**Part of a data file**
◆ ◆ ◆ ◆ ◆
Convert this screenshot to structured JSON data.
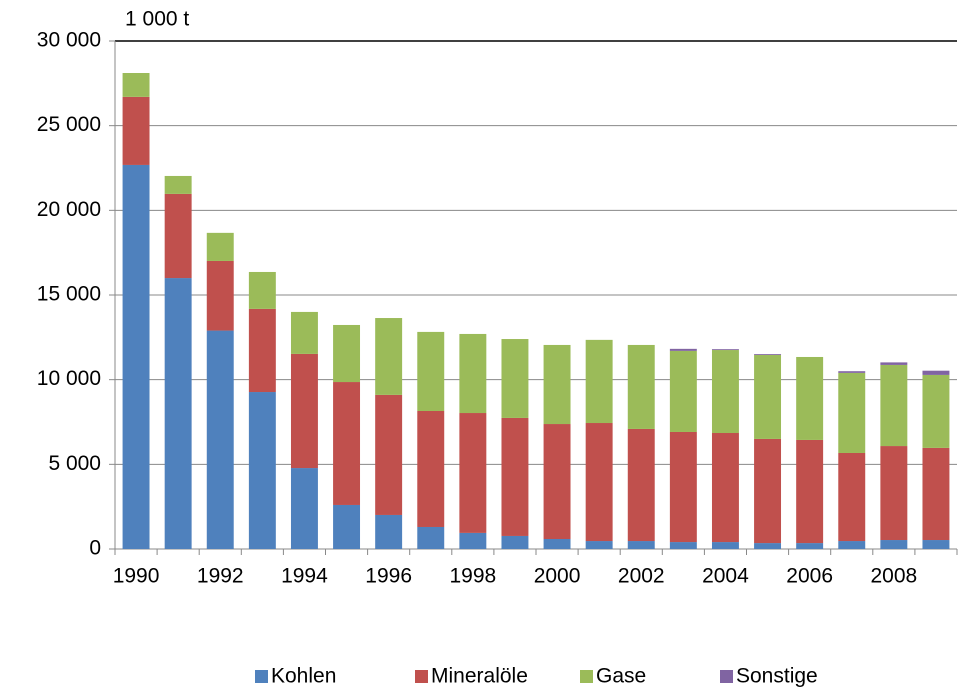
{
  "chart_data": {
    "type": "stacked_bar",
    "unit_label": "1 000 t",
    "categories": [
      "1990",
      null,
      "1992",
      null,
      "1994",
      null,
      "1996",
      null,
      "1998",
      null,
      "2000",
      null,
      "2002",
      null,
      "2004",
      null,
      "2006",
      null,
      "2008",
      null
    ],
    "series": [
      {
        "name": "Kohlen",
        "color": "#4f81bd",
        "values": [
          22680,
          16000,
          12900,
          9270,
          4780,
          2600,
          2010,
          1300,
          950,
          770,
          590,
          470,
          470,
          410,
          410,
          350,
          350,
          470,
          530,
          530
        ]
      },
      {
        "name": "Mineralöle",
        "color": "#c0504d",
        "values": [
          4020,
          4970,
          4110,
          4910,
          6740,
          7260,
          7090,
          6850,
          7080,
          6970,
          6790,
          6970,
          6620,
          6500,
          6440,
          6150,
          6090,
          5200,
          5550,
          5440
        ]
      },
      {
        "name": "Gase",
        "color": "#9bbb59",
        "values": [
          1410,
          1060,
          1660,
          2180,
          2480,
          3370,
          4540,
          4670,
          4670,
          4660,
          4670,
          4910,
          4960,
          4790,
          4900,
          4960,
          4900,
          4730,
          4790,
          4310
        ]
      },
      {
        "name": "Sonstige",
        "color": "#8064a2",
        "values": [
          0,
          0,
          0,
          0,
          0,
          0,
          0,
          0,
          0,
          0,
          0,
          0,
          0,
          120,
          50,
          50,
          0,
          100,
          150,
          250
        ]
      }
    ],
    "ylim": [
      0,
      30000
    ],
    "yticks": [
      0,
      {
        "value": 5000,
        "label": "5 000"
      },
      {
        "value": 10000,
        "label": "10 000"
      },
      {
        "value": 15000,
        "label": "15 000"
      },
      {
        "value": 20000,
        "label": "20 000"
      },
      {
        "value": 25000,
        "label": "25 000"
      },
      {
        "value": 30000,
        "label": "30 000"
      }
    ],
    "grid": true,
    "legend": "bottom"
  }
}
◆ ◆ ◆ ◆ ◆
**GIVEN TASK**
Quote the entries above word for word. Leave the images out.

**EXERCISE OUTPUT**
Convert this screenshot to structured JSON data.
{
  "chart_data": {
    "type": "stacked_bar",
    "unit_label": "1 000 t",
    "categories": [
      "1990",
      null,
      "1992",
      null,
      "1994",
      null,
      "1996",
      null,
      "1998",
      null,
      "2000",
      null,
      "2002",
      null,
      "2004",
      null,
      "2006",
      null,
      "2008",
      null
    ],
    "series": [
      {
        "name": "Kohlen",
        "color": "#4f81bd",
        "values": [
          22680,
          16000,
          12900,
          9270,
          4780,
          2600,
          2010,
          1300,
          950,
          770,
          590,
          470,
          470,
          410,
          410,
          350,
          350,
          470,
          530,
          530
        ]
      },
      {
        "name": "Mineralöle",
        "color": "#c0504d",
        "values": [
          4020,
          4970,
          4110,
          4910,
          6740,
          7260,
          7090,
          6850,
          7080,
          6970,
          6790,
          6970,
          6620,
          6500,
          6440,
          6150,
          6090,
          5200,
          5550,
          5440
        ]
      },
      {
        "name": "Gase",
        "color": "#9bbb59",
        "values": [
          1410,
          1060,
          1660,
          2180,
          2480,
          3370,
          4540,
          4670,
          4670,
          4660,
          4670,
          4910,
          4960,
          4790,
          4900,
          4960,
          4900,
          4730,
          4790,
          4310
        ]
      },
      {
        "name": "Sonstige",
        "color": "#8064a2",
        "values": [
          0,
          0,
          0,
          0,
          0,
          0,
          0,
          0,
          0,
          0,
          0,
          0,
          0,
          120,
          50,
          50,
          0,
          100,
          150,
          250
        ]
      }
    ],
    "ylim": [
      0,
      30000
    ],
    "yticks": [
      0,
      {
        "value": 5000,
        "label": "5 000"
      },
      {
        "value": 10000,
        "label": "10 000"
      },
      {
        "value": 15000,
        "label": "15 000"
      },
      {
        "value": 20000,
        "label": "20 000"
      },
      {
        "value": 25000,
        "label": "25 000"
      },
      {
        "value": 30000,
        "label": "30 000"
      }
    ],
    "grid": true,
    "legend": "bottom"
  }
}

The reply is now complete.